WHAT IS NEEDED: Write every record out again exactly as given.

Dataset records:

^^^^^^^^

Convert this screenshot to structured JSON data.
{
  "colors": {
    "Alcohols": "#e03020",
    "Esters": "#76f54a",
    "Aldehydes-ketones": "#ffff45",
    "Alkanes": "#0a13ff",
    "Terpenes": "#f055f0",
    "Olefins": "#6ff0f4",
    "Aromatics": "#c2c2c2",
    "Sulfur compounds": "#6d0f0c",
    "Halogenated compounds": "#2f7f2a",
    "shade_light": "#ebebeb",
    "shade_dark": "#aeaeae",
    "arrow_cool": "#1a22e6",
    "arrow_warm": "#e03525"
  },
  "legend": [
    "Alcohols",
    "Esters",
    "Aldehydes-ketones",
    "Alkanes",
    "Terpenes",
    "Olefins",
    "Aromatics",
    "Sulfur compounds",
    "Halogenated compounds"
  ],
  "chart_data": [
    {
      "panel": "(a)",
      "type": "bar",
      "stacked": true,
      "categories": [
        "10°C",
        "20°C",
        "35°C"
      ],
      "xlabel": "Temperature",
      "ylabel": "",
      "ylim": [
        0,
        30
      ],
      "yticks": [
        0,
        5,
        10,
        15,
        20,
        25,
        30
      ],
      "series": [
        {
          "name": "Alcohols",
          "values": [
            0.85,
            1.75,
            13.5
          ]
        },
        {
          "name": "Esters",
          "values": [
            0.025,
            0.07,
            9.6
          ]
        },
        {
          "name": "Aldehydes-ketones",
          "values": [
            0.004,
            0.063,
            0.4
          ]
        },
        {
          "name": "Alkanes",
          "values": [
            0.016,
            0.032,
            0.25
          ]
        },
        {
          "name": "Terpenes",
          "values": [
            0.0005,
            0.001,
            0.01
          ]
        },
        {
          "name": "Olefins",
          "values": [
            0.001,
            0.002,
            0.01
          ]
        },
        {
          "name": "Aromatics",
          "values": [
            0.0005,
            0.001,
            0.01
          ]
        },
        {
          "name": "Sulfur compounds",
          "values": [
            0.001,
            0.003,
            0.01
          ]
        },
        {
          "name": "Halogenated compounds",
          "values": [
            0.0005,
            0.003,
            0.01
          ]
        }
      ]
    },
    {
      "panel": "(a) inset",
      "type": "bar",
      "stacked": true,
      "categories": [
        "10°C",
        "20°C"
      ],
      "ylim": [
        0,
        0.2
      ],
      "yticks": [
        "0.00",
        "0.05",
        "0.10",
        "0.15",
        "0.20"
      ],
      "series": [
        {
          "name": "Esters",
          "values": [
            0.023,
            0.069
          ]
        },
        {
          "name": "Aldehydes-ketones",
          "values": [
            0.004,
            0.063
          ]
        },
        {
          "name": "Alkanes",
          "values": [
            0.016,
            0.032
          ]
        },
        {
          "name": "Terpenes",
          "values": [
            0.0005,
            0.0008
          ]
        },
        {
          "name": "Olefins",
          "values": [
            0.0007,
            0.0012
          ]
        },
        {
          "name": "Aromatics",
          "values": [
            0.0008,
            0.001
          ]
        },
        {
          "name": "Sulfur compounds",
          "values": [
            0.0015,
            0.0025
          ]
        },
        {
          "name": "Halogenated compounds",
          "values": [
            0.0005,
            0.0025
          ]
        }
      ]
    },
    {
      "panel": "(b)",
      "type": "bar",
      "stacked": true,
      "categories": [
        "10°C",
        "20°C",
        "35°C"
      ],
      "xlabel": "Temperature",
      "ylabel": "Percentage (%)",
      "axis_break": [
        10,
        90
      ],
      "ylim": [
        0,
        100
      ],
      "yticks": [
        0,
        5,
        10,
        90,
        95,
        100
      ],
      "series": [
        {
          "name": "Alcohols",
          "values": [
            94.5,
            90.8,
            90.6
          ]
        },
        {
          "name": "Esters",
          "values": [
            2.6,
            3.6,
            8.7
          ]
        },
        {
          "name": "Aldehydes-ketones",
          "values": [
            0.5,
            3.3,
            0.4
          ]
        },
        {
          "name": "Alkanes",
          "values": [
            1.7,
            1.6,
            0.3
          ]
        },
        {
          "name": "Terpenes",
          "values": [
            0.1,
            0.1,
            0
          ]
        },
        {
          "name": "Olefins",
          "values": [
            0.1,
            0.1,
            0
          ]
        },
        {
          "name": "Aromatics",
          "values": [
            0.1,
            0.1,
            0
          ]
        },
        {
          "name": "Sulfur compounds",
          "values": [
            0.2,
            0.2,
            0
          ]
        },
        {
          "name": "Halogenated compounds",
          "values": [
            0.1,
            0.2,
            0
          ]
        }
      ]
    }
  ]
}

^^^^^^^^

EXERCISE ANSWER:
Convert this screenshot to structured JSON data.
{
  "colors": {
    "Alcohols": "#e03020",
    "Esters": "#76f54a",
    "Aldehydes-ketones": "#ffff45",
    "Alkanes": "#0a13ff",
    "Terpenes": "#f055f0",
    "Olefins": "#6ff0f4",
    "Aromatics": "#c2c2c2",
    "Sulfur compounds": "#6d0f0c",
    "Halogenated compounds": "#2f7f2a",
    "shade_light": "#ebebeb",
    "shade_dark": "#aeaeae",
    "arrow_cool": "#1a22e6",
    "arrow_warm": "#e03525"
  },
  "legend": [
    "Alcohols",
    "Esters",
    "Aldehydes-ketones",
    "Alkanes",
    "Terpenes",
    "Olefins",
    "Aromatics",
    "Sulfur compounds",
    "Halogenated compounds"
  ],
  "chart_data": [
    {
      "panel": "(a)",
      "type": "bar",
      "stacked": true,
      "categories": [
        "10°C",
        "20°C",
        "35°C"
      ],
      "xlabel": "Temperature",
      "ylabel": "",
      "ylim": [
        0,
        30
      ],
      "yticks": [
        0,
        5,
        10,
        15,
        20,
        25,
        30
      ],
      "series": [
        {
          "name": "Alcohols",
          "values": [
            0.85,
            1.75,
            13.5
          ]
        },
        {
          "name": "Esters",
          "values": [
            0.025,
            0.07,
            9.6
          ]
        },
        {
          "name": "Aldehydes-ketones",
          "values": [
            0.004,
            0.063,
            0.4
          ]
        },
        {
          "name": "Alkanes",
          "values": [
            0.016,
            0.032,
            0.25
          ]
        },
        {
          "name": "Terpenes",
          "values": [
            0.0005,
            0.001,
            0.01
          ]
        },
        {
          "name": "Olefins",
          "values": [
            0.001,
            0.002,
            0.01
          ]
        },
        {
          "name": "Aromatics",
          "values": [
            0.0005,
            0.001,
            0.01
          ]
        },
        {
          "name": "Sulfur compounds",
          "values": [
            0.001,
            0.003,
            0.01
          ]
        },
        {
          "name": "Halogenated compounds",
          "values": [
            0.0005,
            0.003,
            0.01
          ]
        }
      ]
    },
    {
      "panel": "(a) inset",
      "type": "bar",
      "stacked": true,
      "categories": [
        "10°C",
        "20°C"
      ],
      "ylim": [
        0,
        0.2
      ],
      "yticks": [
        "0.00",
        "0.05",
        "0.10",
        "0.15",
        "0.20"
      ],
      "series": [
        {
          "name": "Esters",
          "values": [
            0.023,
            0.069
          ]
        },
        {
          "name": "Aldehydes-ketones",
          "values": [
            0.004,
            0.063
          ]
        },
        {
          "name": "Alkanes",
          "values": [
            0.016,
            0.032
          ]
        },
        {
          "name": "Terpenes",
          "values": [
            0.0005,
            0.0008
          ]
        },
        {
          "name": "Olefins",
          "values": [
            0.0007,
            0.0012
          ]
        },
        {
          "name": "Aromatics",
          "values": [
            0.0008,
            0.001
          ]
        },
        {
          "name": "Sulfur compounds",
          "values": [
            0.0015,
            0.0025
          ]
        },
        {
          "name": "Halogenated compounds",
          "values": [
            0.0005,
            0.0025
          ]
        }
      ]
    },
    {
      "panel": "(b)",
      "type": "bar",
      "stacked": true,
      "categories": [
        "10°C",
        "20°C",
        "35°C"
      ],
      "xlabel": "Temperature",
      "ylabel": "Percentage (%)",
      "axis_break": [
        10,
        90
      ],
      "ylim": [
        0,
        100
      ],
      "yticks": [
        0,
        5,
        10,
        90,
        95,
        100
      ],
      "series": [
        {
          "name": "Alcohols",
          "values": [
            94.5,
            90.8,
            90.6
          ]
        },
        {
          "name": "Esters",
          "values": [
            2.6,
            3.6,
            8.7
          ]
        },
        {
          "name": "Aldehydes-ketones",
          "values": [
            0.5,
            3.3,
            0.4
          ]
        },
        {
          "name": "Alkanes",
          "values": [
            1.7,
            1.6,
            0.3
          ]
        },
        {
          "name": "Terpenes",
          "values": [
            0.1,
            0.1,
            0
          ]
        },
        {
          "name": "Olefins",
          "values": [
            0.1,
            0.1,
            0
          ]
        },
        {
          "name": "Aromatics",
          "values": [
            0.1,
            0.1,
            0
          ]
        },
        {
          "name": "Sulfur compounds",
          "values": [
            0.2,
            0.2,
            0
          ]
        },
        {
          "name": "Halogenated compounds",
          "values": [
            0.1,
            0.2,
            0
          ]
        }
      ]
    }
  ]
}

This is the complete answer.